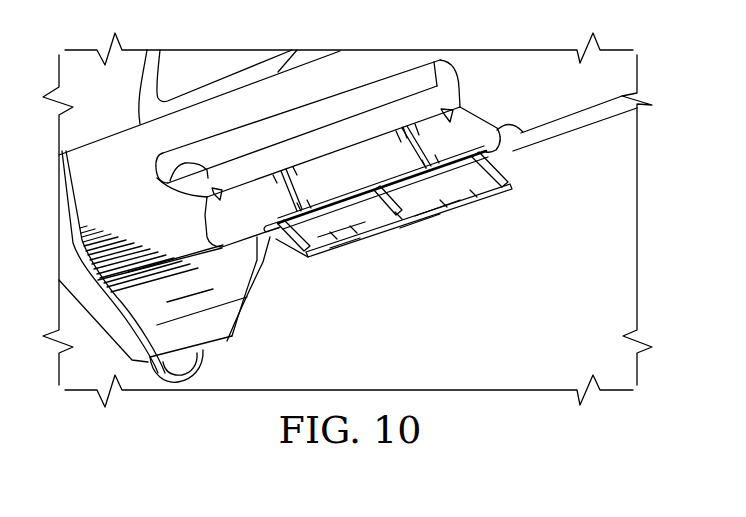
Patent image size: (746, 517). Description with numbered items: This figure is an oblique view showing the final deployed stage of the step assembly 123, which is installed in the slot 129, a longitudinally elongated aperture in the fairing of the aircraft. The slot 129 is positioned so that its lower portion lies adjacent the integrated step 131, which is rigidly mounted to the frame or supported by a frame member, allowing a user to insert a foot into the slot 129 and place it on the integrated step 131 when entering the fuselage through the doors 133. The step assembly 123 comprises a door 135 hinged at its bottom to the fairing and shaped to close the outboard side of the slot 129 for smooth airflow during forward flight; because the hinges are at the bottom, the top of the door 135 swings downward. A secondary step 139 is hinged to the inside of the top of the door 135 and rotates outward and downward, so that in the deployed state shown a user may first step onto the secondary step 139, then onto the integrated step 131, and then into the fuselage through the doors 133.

The step assembly 123 is at (388, 222).
The slot 129 is at (470, 91).
The integrated step 131 is at (170, 180).
The doors 133 is at (210, 67).
The door 135 is at (524, 148).
The secondary step 139 is at (458, 208).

━━━━

- _Problem description_:
Reproduce the material above word for word, leaving out the pictures.

- _Solution to the problem_:
Patent image size: (746, 517). Description with numbered items: This figure is an oblique view showing the final deployed stage of the step assembly 123, which is installed in the slot 129, a longitudinally elongated aperture in the fairing of the aircraft. The slot 129 is positioned so that its lower portion lies adjacent the integrated step 131, which is rigidly mounted to the frame or supported by a frame member, allowing a user to insert a foot into the slot 129 and place it on the integrated step 131 when entering the fuselage through the doors 133. The step assembly 123 comprises a door 135 hinged at its bottom to the fairing and shaped to close the outboard side of the slot 129 for smooth airflow during forward flight; because the hinges are at the bottom, the top of the door 135 swings downward. A secondary step 139 is hinged to the inside of the top of the door 135 and rotates outward and downward, so that in the deployed state shown a user may first step onto the secondary step 139, then onto the integrated step 131, and then into the fuselage through the doors 133.

The step assembly 123 is at (388, 222).
The slot 129 is at (470, 91).
The integrated step 131 is at (170, 180).
The doors 133 is at (210, 67).
The door 135 is at (524, 148).
The secondary step 139 is at (458, 208).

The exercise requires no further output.